[Saved entries]
________
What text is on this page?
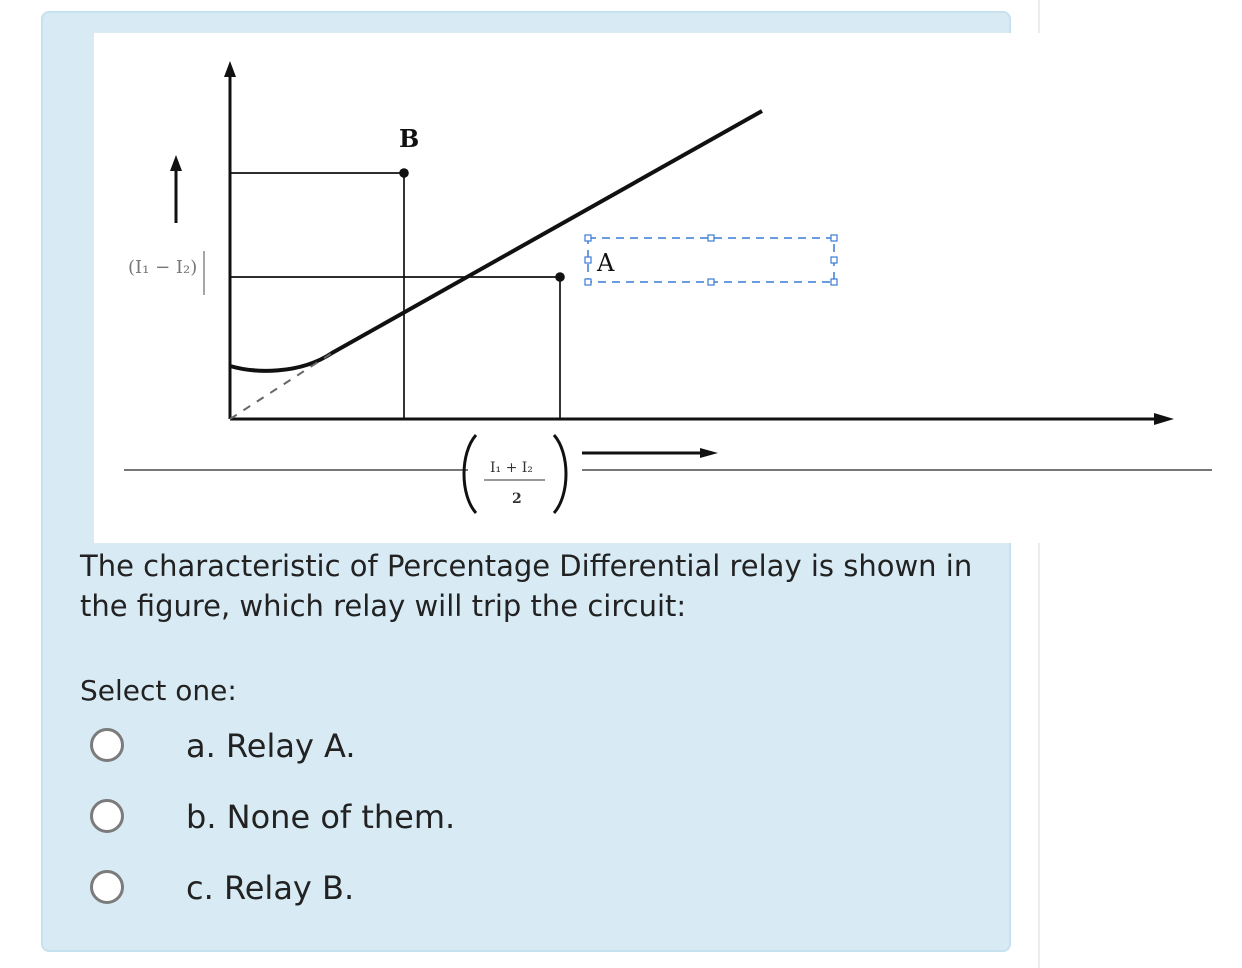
(I₁ − I₂)
B
A
I₁ + I₂
2

The characteristic of Percentage Differential relay is shown in the figure, which relay will trip the circuit:

Select one:
a. Relay A.
b. None of them.
c. Relay B.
________
### TASK TO COMPLETE
Transcribe the whole listing exactly. Pictures stay out of your copy.

### OUTPUT BELOW
What text is on this page?
(I₁ − I₂)
B
A
I₁ + I₂
2

The characteristic of Percentage Differential relay is shown in the figure, which relay will trip the circuit:

Select one:
a. Relay A.
b. None of them.
c. Relay B.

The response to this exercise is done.